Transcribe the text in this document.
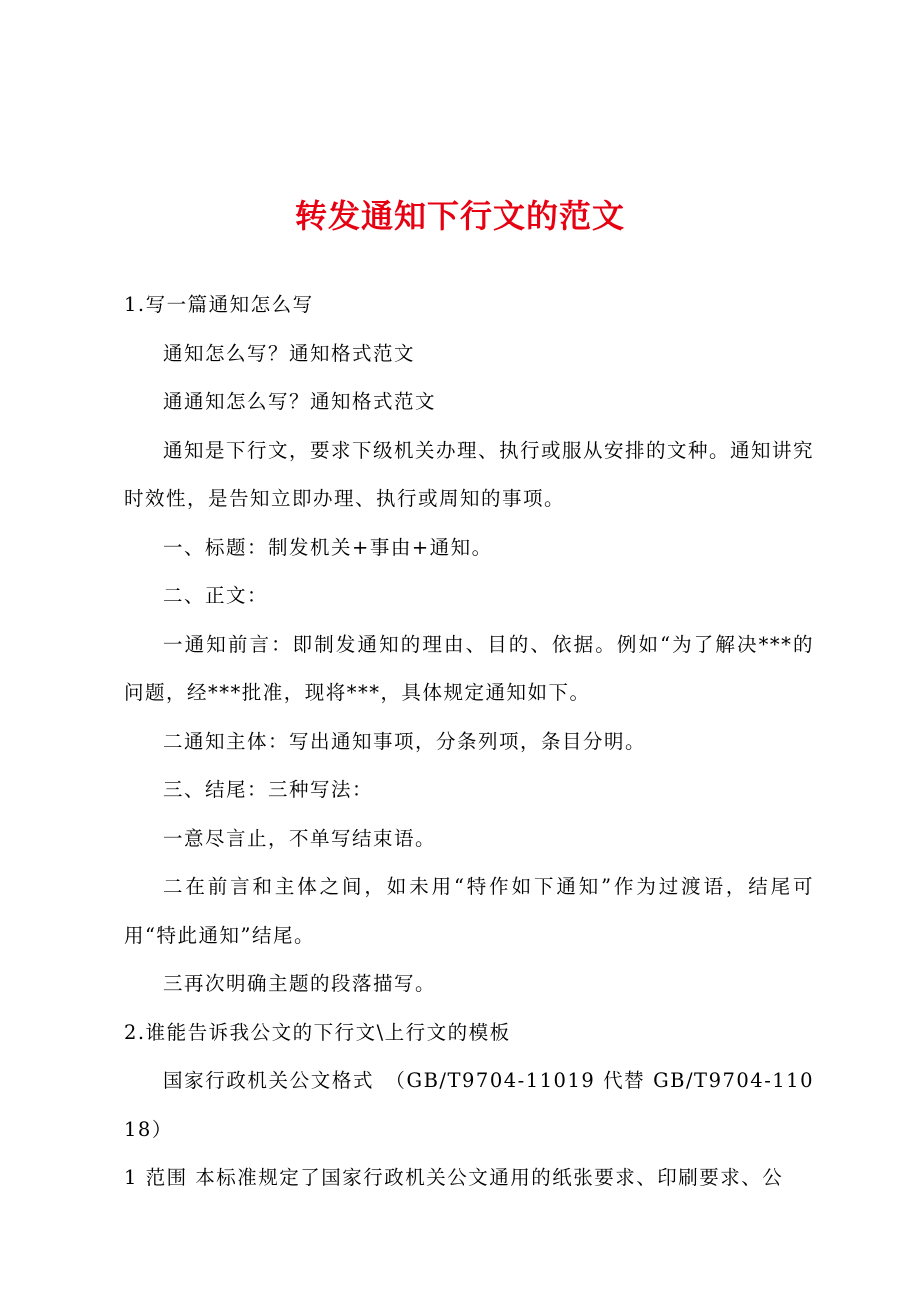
转发通知下行文的范文

1.写一篇通知怎么写

通知怎么写？通知格式范文

通通知怎么写？通知格式范文

通知是下行文，要求下级机关办理、执行或服从安排的文种。通知讲究时效性，是告知立即办理、执行或周知的事项。

一、标题：制发机关+事由+通知。

二、正文：

一通知前言：即制发通知的理由、目的、依据。例如“为了解决***的问题，经***批准，现将***，具体规定通知如下。

二通知主体：写出通知事项，分条列项，条目分明。

三、结尾：三种写法：

一意尽言止，不单写结束语。

二在前言和主体之间，如未用“特作如下通知”作为过渡语，结尾可用“特此通知”结尾。

三再次明确主题的段落描写。

2.谁能告诉我公文的下行文\上行文的模板

国家行政机关公文格式　（GB/T9704-11019 代替 GB/T9704-11018）

1 范围 本标准规定了国家行政机关公文通用的纸张要求、印刷要求、公
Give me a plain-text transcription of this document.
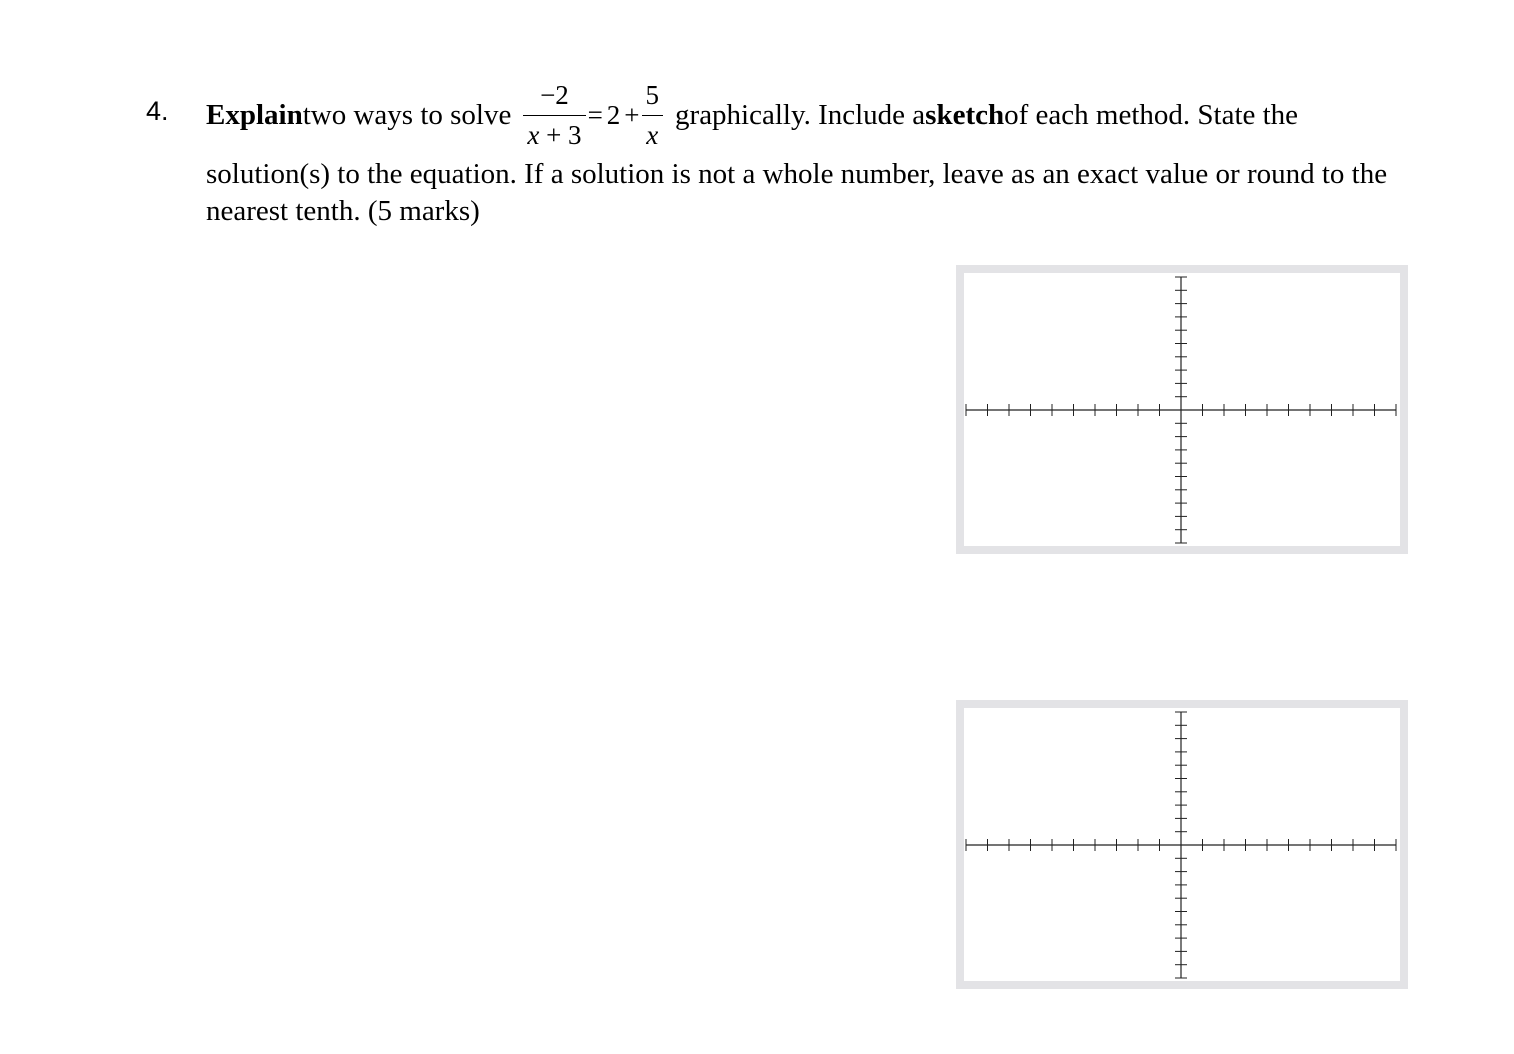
4. Explain two ways to solve $\frac{-2}{x + 3} = 2 + \frac{5}{x}$ graphically. Include a sketch of each method. State the
solution(s) to the equation. If a solution is not a whole number, leave as an exact value or round to the nearest tenth. (5 marks)
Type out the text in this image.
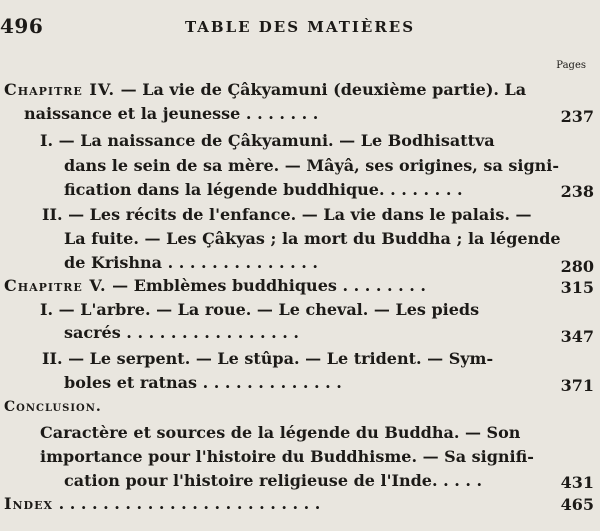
496	TABLE DES MATIÈRES
Pages
Chapitre IV. — La vie de Çâkyamuni (deuxième partie). La
naissance et la jeunesse . . . . . . .	237
I. — La naissance de Çâkyamuni. — Le Bodhisattva
dans le sein de sa mère. — Mâyâ, ses origines, sa signi-
fication dans la légende buddhique. . . . . . . .	238
II. — Les récits de l'enfance. — La vie dans le palais. —
La fuite. — Les Çâkyas ; la mort du Buddha ; la légende
de Krishna . . . . . . . . . . . . . .	280
Chapitre V. — Emblèmes buddhiques . . . . . . . .	315
I. — L'arbre. — La roue. — Le cheval. — Les pieds
sacrés . . . . . . . . . . . . . . . .	347
II. — Le serpent. — Le stûpa. — Le trident. — Sym-
boles et ratnas . . . . . . . . . . . . .	371
Conclusion.
Caractère et sources de la légende du Buddha. — Son
importance pour l'histoire du Buddhisme. — Sa signifi-
cation pour l'histoire religieuse de l'Inde. . . . .	431
Index . . . . . . . . . . . . . . . . . . . . . . . .	465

++++++++++

# [TASK DETAILS]
Transcribe every entry above exactly. Omit all pictures.

# [RESULT OF THIS EXERCISE]
Transcribe the text in this document.
转发通知下行文的范文

1.写一篇通知怎么写

通知怎么写？通知格式范文

通通知怎么写？通知格式范文

通知是下行文，要求下级机关办理、执行或服从安排的文种。通知讲究时效性，是告知立即办理、执行或周知的事项。

一、标题：制发机关+事由+通知。

二、正文：

一通知前言：即制发通知的理由、目的、依据。例如“为了解决***的问题，经***批准，现将***，具体规定通知如下。

二通知主体：写出通知事项，分条列项，条目分明。

三、结尾：三种写法：

一意尽言止，不单写结束语。

二在前言和主体之间，如未用“特作如下通知”作为过渡语，结尾可用“特此通知”结尾。

三再次明确主题的段落描写。

2.谁能告诉我公文的下行文\上行文的模板

国家行政机关公文格式　（GB/T9704-11019 代替 GB/T9704-11018）

1 范围 本标准规定了国家行政机关公文通用的纸张要求、印刷要求、公
Give me a plain-text transcription of this document.
4. Explain two ways to solve $\frac{-2}{x + 3} = 2 + \frac{5}{x}$ graphically. Include a sketch of each method. State the
solution(s) to the equation. If a solution is not a whole number, leave as an exact value or round to the nearest tenth. (5 marks)
Type out the text in this image.
496	TABLE DES MATIÈRES
Pages
Chapitre IV. — La vie de Çâkyamuni (deuxième partie). La
naissance et la jeunesse . . . . . . .	237
I. — La naissance de Çâkyamuni. — Le Bodhisattva
dans le sein de sa mère. — Mâyâ, ses origines, sa signi-
fication dans la légende buddhique. . . . . . . .	238
II. — Les récits de l'enfance. — La vie dans le palais. —
La fuite. — Les Çâkyas ; la mort du Buddha ; la légende
de Krishna . . . . . . . . . . . . . .	280
Chapitre V. — Emblèmes buddhiques . . . . . . . .	315
I. — L'arbre. — La roue. — Le cheval. — Les pieds
sacrés . . . . . . . . . . . . . . . .	347
II. — Le serpent. — Le stûpa. — Le trident. — Sym-
boles et ratnas . . . . . . . . . . . . .	371
Conclusion.
Caractère et sources de la légende du Buddha. — Son
importance pour l'histoire du Buddhisme. — Sa signifi-
cation pour l'histoire religieuse de l'Inde. . . . .	431
Index . . . . . . . . . . . . . . . . . . . . . . . .	465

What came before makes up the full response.